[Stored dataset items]
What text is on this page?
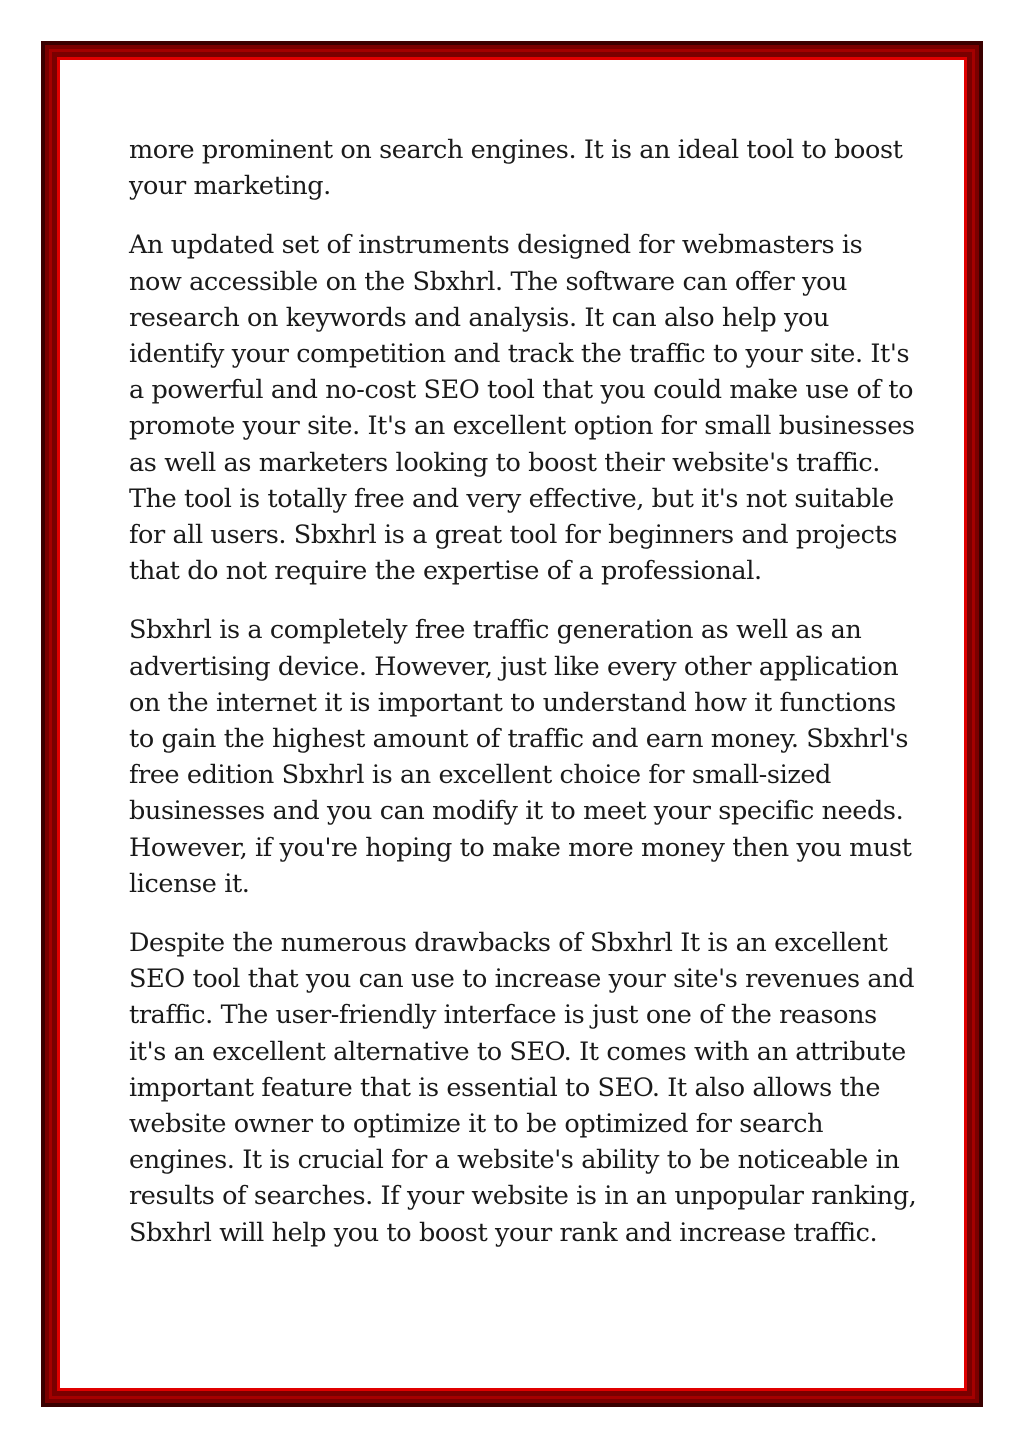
more prominent on search engines. It is an ideal tool to boost your marketing.

An updated set of instruments designed for webmasters is now accessible on the Sbxhrl. The software can offer you research on keywords and analysis. It can also help you identify your competition and track the traffic to your site. It's a powerful and no-cost SEO tool that you could make use of to promote your site. It's an excellent option for small businesses as well as marketers looking to boost their website's traffic. The tool is totally free and very effective, but it's not suitable for all users. Sbxhrl is a great tool for beginners and projects that do not require the expertise of a professional.

Sbxhrl is a completely free traffic generation as well as an advertising device. However, just like every other application on the internet it is important to understand how it functions to gain the highest amount of traffic and earn money. Sbxhrl's free edition Sbxhrl is an excellent choice for small-sized businesses and you can modify it to meet your specific needs. However, if you're hoping to make more money then you must license it.

Despite the numerous drawbacks of Sbxhrl It is an excellent SEO tool that you can use to increase your site's revenues and traffic. The user-friendly interface is just one of the reasons it's an excellent alternative to SEO. It comes with an attribute important feature that is essential to SEO. It also allows the website owner to optimize it to be optimized for search engines. It is crucial for a website's ability to be noticeable in results of searches. If your website is in an unpopular ranking, Sbxhrl will help you to boost your rank and increase traffic.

• [What is required] Leave the pictures out and print the records above exactly as they stand.

• [Full response]
What text is on this page?
more prominent on search engines. It is an ideal tool to boost your marketing.

An updated set of instruments designed for webmasters is now accessible on the Sbxhrl. The software can offer you research on keywords and analysis. It can also help you identify your competition and track the traffic to your site. It's a powerful and no-cost SEO tool that you could make use of to promote your site. It's an excellent option for small businesses as well as marketers looking to boost their website's traffic. The tool is totally free and very effective, but it's not suitable for all users. Sbxhrl is a great tool for beginners and projects that do not require the expertise of a professional.

Sbxhrl is a completely free traffic generation as well as an advertising device. However, just like every other application on the internet it is important to understand how it functions to gain the highest amount of traffic and earn money. Sbxhrl's free edition Sbxhrl is an excellent choice for small-sized businesses and you can modify it to meet your specific needs. However, if you're hoping to make more money then you must license it.

Despite the numerous drawbacks of Sbxhrl It is an excellent SEO tool that you can use to increase your site's revenues and traffic. The user-friendly interface is just one of the reasons it's an excellent alternative to SEO. It comes with an attribute important feature that is essential to SEO. It also allows the website owner to optimize it to be optimized for search engines. It is crucial for a website's ability to be noticeable in results of searches. If your website is in an unpopular ranking, Sbxhrl will help you to boost your rank and increase traffic.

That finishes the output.